[START RECORD EXTRACTS]

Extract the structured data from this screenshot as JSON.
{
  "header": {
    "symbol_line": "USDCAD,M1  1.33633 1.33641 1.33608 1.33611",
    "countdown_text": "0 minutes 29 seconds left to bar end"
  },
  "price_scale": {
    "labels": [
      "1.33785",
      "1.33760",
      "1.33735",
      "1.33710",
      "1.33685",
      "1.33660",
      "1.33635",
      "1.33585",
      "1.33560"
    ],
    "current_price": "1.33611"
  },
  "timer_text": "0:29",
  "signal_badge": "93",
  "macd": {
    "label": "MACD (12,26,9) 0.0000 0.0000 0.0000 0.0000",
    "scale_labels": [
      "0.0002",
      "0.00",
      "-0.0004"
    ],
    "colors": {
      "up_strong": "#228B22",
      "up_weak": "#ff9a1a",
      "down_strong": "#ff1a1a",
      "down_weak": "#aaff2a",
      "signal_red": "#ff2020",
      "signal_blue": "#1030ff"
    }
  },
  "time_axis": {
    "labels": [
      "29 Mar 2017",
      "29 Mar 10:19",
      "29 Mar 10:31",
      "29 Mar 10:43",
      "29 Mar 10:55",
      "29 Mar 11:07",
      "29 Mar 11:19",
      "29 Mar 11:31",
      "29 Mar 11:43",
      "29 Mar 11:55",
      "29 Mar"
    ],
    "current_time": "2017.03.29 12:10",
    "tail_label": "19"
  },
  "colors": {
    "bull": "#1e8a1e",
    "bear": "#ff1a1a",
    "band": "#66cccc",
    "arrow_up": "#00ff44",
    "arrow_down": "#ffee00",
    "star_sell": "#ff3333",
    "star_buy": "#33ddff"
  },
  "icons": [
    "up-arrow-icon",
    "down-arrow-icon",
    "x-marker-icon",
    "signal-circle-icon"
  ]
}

[END RECORD EXTRACTS]

Reproduce the material precisely, including every line.

__OUTPUT FOR THIS TASK__
Extract the structured data from this screenshot as JSON.
{
  "header": {
    "symbol_line": "USDCAD,M1  1.33633 1.33641 1.33608 1.33611",
    "countdown_text": "0 minutes 29 seconds left to bar end"
  },
  "price_scale": {
    "labels": [
      "1.33785",
      "1.33760",
      "1.33735",
      "1.33710",
      "1.33685",
      "1.33660",
      "1.33635",
      "1.33585",
      "1.33560"
    ],
    "current_price": "1.33611"
  },
  "timer_text": "0:29",
  "signal_badge": "93",
  "macd": {
    "label": "MACD (12,26,9) 0.0000 0.0000 0.0000 0.0000",
    "scale_labels": [
      "0.0002",
      "0.00",
      "-0.0004"
    ],
    "colors": {
      "up_strong": "#228B22",
      "up_weak": "#ff9a1a",
      "down_strong": "#ff1a1a",
      "down_weak": "#aaff2a",
      "signal_red": "#ff2020",
      "signal_blue": "#1030ff"
    }
  },
  "time_axis": {
    "labels": [
      "29 Mar 2017",
      "29 Mar 10:19",
      "29 Mar 10:31",
      "29 Mar 10:43",
      "29 Mar 10:55",
      "29 Mar 11:07",
      "29 Mar 11:19",
      "29 Mar 11:31",
      "29 Mar 11:43",
      "29 Mar 11:55",
      "29 Mar"
    ],
    "current_time": "2017.03.29 12:10",
    "tail_label": "19"
  },
  "colors": {
    "bull": "#1e8a1e",
    "bear": "#ff1a1a",
    "band": "#66cccc",
    "arrow_up": "#00ff44",
    "arrow_down": "#ffee00",
    "star_sell": "#ff3333",
    "star_buy": "#33ddff"
  },
  "icons": [
    "up-arrow-icon",
    "down-arrow-icon",
    "x-marker-icon",
    "signal-circle-icon"
  ]
}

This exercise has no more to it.